◆ **Problem statement**
Among the records below, find each line that includes the string "this" and copy it.

#### Working data ####

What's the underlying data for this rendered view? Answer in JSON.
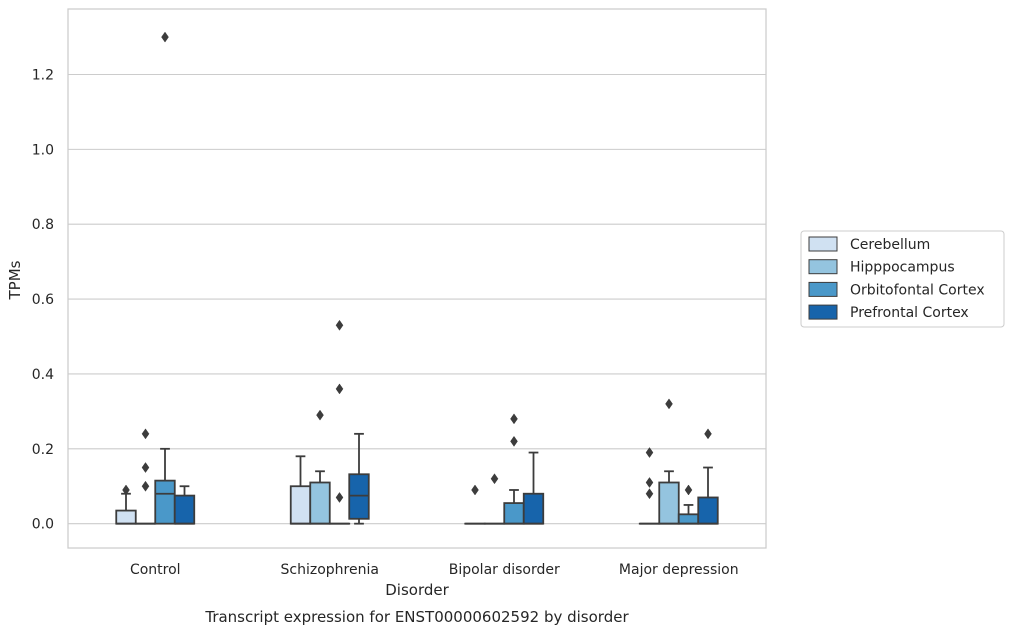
{
  "chart_data": {
    "type": "box",
    "caption": "Transcript expression for ENST00000602592 by disorder",
    "xlabel": "Disorder",
    "ylabel": "TPMs",
    "ylim": [
      -0.065,
      1.375
    ],
    "yticks": [
      0.0,
      0.2,
      0.4,
      0.6,
      0.8,
      1.0,
      1.2
    ],
    "ytick_labels": [
      "0.0",
      "0.2",
      "0.4",
      "0.6",
      "0.8",
      "1.0",
      "1.2"
    ],
    "grid": true,
    "legend_position": "right",
    "categories": [
      "Control",
      "Schizophrenia",
      "Bipolar disorder",
      "Major depression"
    ],
    "series": [
      {
        "name": "Cerebellum",
        "color": "#d0e1f2",
        "boxes": [
          {
            "q1": 0.0,
            "median": 0.0,
            "q3": 0.035,
            "whisker_low": 0.0,
            "whisker_high": 0.08,
            "outliers": [
              0.09
            ]
          },
          {
            "q1": 0.0,
            "median": 0.0,
            "q3": 0.1,
            "whisker_low": 0.0,
            "whisker_high": 0.18,
            "outliers": []
          },
          {
            "q1": 0.0,
            "median": 0.0,
            "q3": 0.0,
            "whisker_low": 0.0,
            "whisker_high": 0.0,
            "outliers": [
              0.09
            ]
          },
          {
            "q1": 0.0,
            "median": 0.0,
            "q3": 0.0,
            "whisker_low": 0.0,
            "whisker_high": 0.0,
            "outliers": [
              0.19,
              0.11,
              0.08
            ]
          }
        ]
      },
      {
        "name": "Hipppocampus",
        "color": "#94c4df",
        "boxes": [
          {
            "q1": 0.0,
            "median": 0.0,
            "q3": 0.0,
            "whisker_low": 0.0,
            "whisker_high": 0.0,
            "outliers": [
              0.24,
              0.15,
              0.1
            ]
          },
          {
            "q1": 0.0,
            "median": 0.0,
            "q3": 0.11,
            "whisker_low": 0.0,
            "whisker_high": 0.14,
            "outliers": [
              0.29
            ]
          },
          {
            "q1": 0.0,
            "median": 0.0,
            "q3": 0.0,
            "whisker_low": 0.0,
            "whisker_high": 0.0,
            "outliers": [
              0.12
            ]
          },
          {
            "q1": 0.0,
            "median": 0.0,
            "q3": 0.11,
            "whisker_low": 0.0,
            "whisker_high": 0.14,
            "outliers": [
              0.32
            ]
          }
        ]
      },
      {
        "name": "Orbitofontal Cortex",
        "color": "#4a98c9",
        "boxes": [
          {
            "q1": 0.0,
            "median": 0.08,
            "q3": 0.115,
            "whisker_low": 0.0,
            "whisker_high": 0.2,
            "outliers": [
              1.3
            ]
          },
          {
            "q1": 0.0,
            "median": 0.0,
            "q3": 0.0,
            "whisker_low": 0.0,
            "whisker_high": 0.0,
            "outliers": [
              0.53,
              0.36,
              0.07
            ]
          },
          {
            "q1": 0.0,
            "median": 0.0,
            "q3": 0.055,
            "whisker_low": 0.0,
            "whisker_high": 0.09,
            "outliers": [
              0.28,
              0.22
            ]
          },
          {
            "q1": 0.0,
            "median": 0.0,
            "q3": 0.025,
            "whisker_low": 0.0,
            "whisker_high": 0.05,
            "outliers": [
              0.09
            ]
          }
        ]
      },
      {
        "name": "Prefrontal Cortex",
        "color": "#1764ab",
        "boxes": [
          {
            "q1": 0.0,
            "median": 0.0,
            "q3": 0.075,
            "whisker_low": 0.0,
            "whisker_high": 0.1,
            "outliers": []
          },
          {
            "q1": 0.013,
            "median": 0.075,
            "q3": 0.132,
            "whisker_low": 0.0,
            "whisker_high": 0.24,
            "outliers": []
          },
          {
            "q1": 0.0,
            "median": 0.0,
            "q3": 0.08,
            "whisker_low": 0.0,
            "whisker_high": 0.19,
            "outliers": []
          },
          {
            "q1": 0.0,
            "median": 0.0,
            "q3": 0.07,
            "whisker_low": 0.0,
            "whisker_high": 0.15,
            "outliers": [
              0.24
            ]
          }
        ]
      }
    ]
  }
}
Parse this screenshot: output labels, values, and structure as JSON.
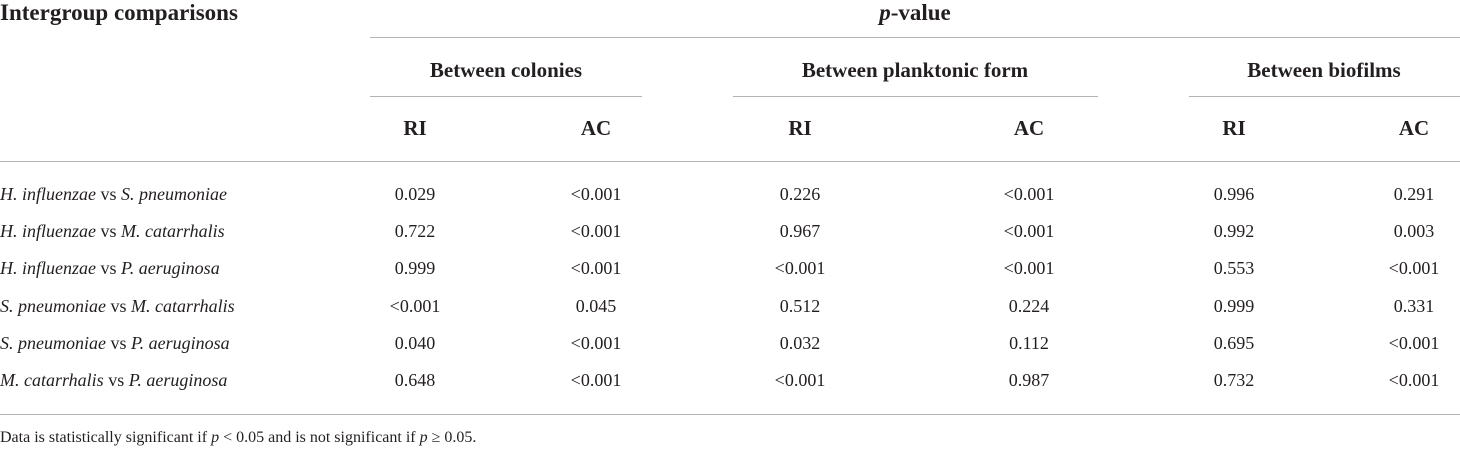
{
  "table": {
    "header": {
      "intergroup": "Intergroup comparisons",
      "pvalue_italic": "p",
      "pvalue_rest": "-value",
      "groups": [
        "Between colonies",
        "Between planktonic form",
        "Between biofilms"
      ],
      "subcols": [
        "RI",
        "AC",
        "RI",
        "AC",
        "RI",
        "AC"
      ]
    },
    "rows": [
      {
        "a": "H. influenzae",
        "vs": " vs ",
        "b": "S. pneumoniae",
        "values": [
          "0.029",
          "<0.001",
          "0.226",
          "<0.001",
          "0.996",
          "0.291"
        ]
      },
      {
        "a": "H. influenzae",
        "vs": " vs ",
        "b": "M. catarrhalis",
        "values": [
          "0.722",
          "<0.001",
          "0.967",
          "<0.001",
          "0.992",
          "0.003"
        ]
      },
      {
        "a": "H. influenzae",
        "vs": " vs ",
        "b": "P. aeruginosa",
        "values": [
          "0.999",
          "<0.001",
          "<0.001",
          "<0.001",
          "0.553",
          "<0.001"
        ]
      },
      {
        "a": "S. pneumoniae",
        "vs": " vs ",
        "b": "M. catarrhalis",
        "values": [
          "<0.001",
          "0.045",
          "0.512",
          "0.224",
          "0.999",
          "0.331"
        ]
      },
      {
        "a": "S. pneumoniae",
        "vs": " vs ",
        "b": "P. aeruginosa",
        "values": [
          "0.040",
          "<0.001",
          "0.032",
          "0.112",
          "0.695",
          "<0.001"
        ]
      },
      {
        "a": "M. catarrhalis",
        "vs": " vs ",
        "b": "P. aeruginosa",
        "values": [
          "0.648",
          "<0.001",
          "<0.001",
          "0.987",
          "0.732",
          "<0.001"
        ]
      }
    ],
    "footnote": {
      "t1": "Data is statistically significant if ",
      "p1": "p",
      "t2": " < 0.05 and is not significant if ",
      "p2": "p",
      "t3": " ≥ 0.05."
    }
  }
}
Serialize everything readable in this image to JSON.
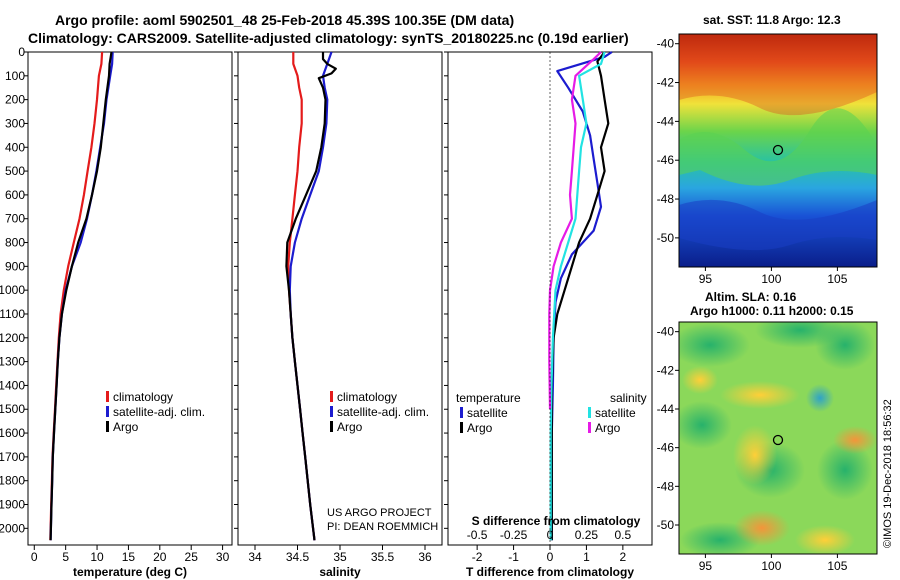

####

◆ **Worked answer**
What's the underlying data for this rendered view? Answer in JSON.
Parse this screenshot: output labels, values, and structure as JSON.
Serialize everything readable in this image to JSON.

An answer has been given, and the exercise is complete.